◆ Structured figure records
☆ ☆ ☆

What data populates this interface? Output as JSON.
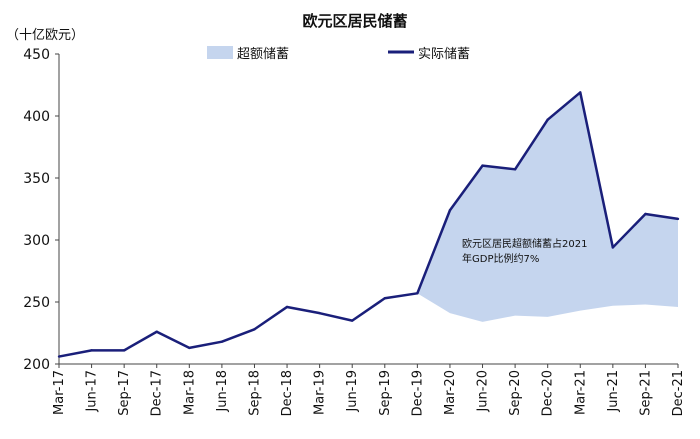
{
  "chart_data": {
    "type": "line",
    "title": "欧元区居民储蓄",
    "unit_label": "（十亿欧元）",
    "categories": [
      "Mar-17",
      "Jun-17",
      "Sep-17",
      "Dec-17",
      "Mar-18",
      "Jun-18",
      "Sep-18",
      "Dec-18",
      "Mar-19",
      "Jun-19",
      "Sep-19",
      "Dec-19",
      "Mar-20",
      "Jun-20",
      "Sep-20",
      "Dec-20",
      "Mar-21",
      "Jun-21",
      "Sep-21",
      "Dec-21"
    ],
    "series": [
      {
        "name": "实际储蓄",
        "color": "#1a1f7a",
        "values": [
          206,
          211,
          211,
          226,
          213,
          218,
          228,
          246,
          241,
          235,
          253,
          257,
          324,
          360,
          357,
          397,
          419,
          294,
          321,
          317
        ]
      },
      {
        "name": "超额储蓄",
        "color": "#c5d5ee",
        "baseline_values": [
          null,
          null,
          null,
          null,
          null,
          null,
          null,
          null,
          null,
          null,
          null,
          257,
          241,
          234,
          239,
          238,
          243,
          247,
          248,
          246
        ]
      }
    ],
    "yticks": [
      200,
      250,
      300,
      350,
      400,
      450
    ],
    "ylim": [
      200,
      450
    ],
    "annotation": [
      "欧元区居民超额储蓄占2021",
      "年GDP比例约7%"
    ],
    "legend_position": "top",
    "grid": false
  }
}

☆ ☆ ☆

◆ Required task
Omit the pictures and reproduce the listing exactly.

◆ Answer for this exercise
What data populates this interface? Output as JSON.
{
  "chart_data": {
    "type": "line",
    "title": "欧元区居民储蓄",
    "unit_label": "（十亿欧元）",
    "categories": [
      "Mar-17",
      "Jun-17",
      "Sep-17",
      "Dec-17",
      "Mar-18",
      "Jun-18",
      "Sep-18",
      "Dec-18",
      "Mar-19",
      "Jun-19",
      "Sep-19",
      "Dec-19",
      "Mar-20",
      "Jun-20",
      "Sep-20",
      "Dec-20",
      "Mar-21",
      "Jun-21",
      "Sep-21",
      "Dec-21"
    ],
    "series": [
      {
        "name": "实际储蓄",
        "color": "#1a1f7a",
        "values": [
          206,
          211,
          211,
          226,
          213,
          218,
          228,
          246,
          241,
          235,
          253,
          257,
          324,
          360,
          357,
          397,
          419,
          294,
          321,
          317
        ]
      },
      {
        "name": "超额储蓄",
        "color": "#c5d5ee",
        "baseline_values": [
          null,
          null,
          null,
          null,
          null,
          null,
          null,
          null,
          null,
          null,
          null,
          257,
          241,
          234,
          239,
          238,
          243,
          247,
          248,
          246
        ]
      }
    ],
    "yticks": [
      200,
      250,
      300,
      350,
      400,
      450
    ],
    "ylim": [
      200,
      450
    ],
    "annotation": [
      "欧元区居民超额储蓄占2021",
      "年GDP比例约7%"
    ],
    "legend_position": "top",
    "grid": false
  }
}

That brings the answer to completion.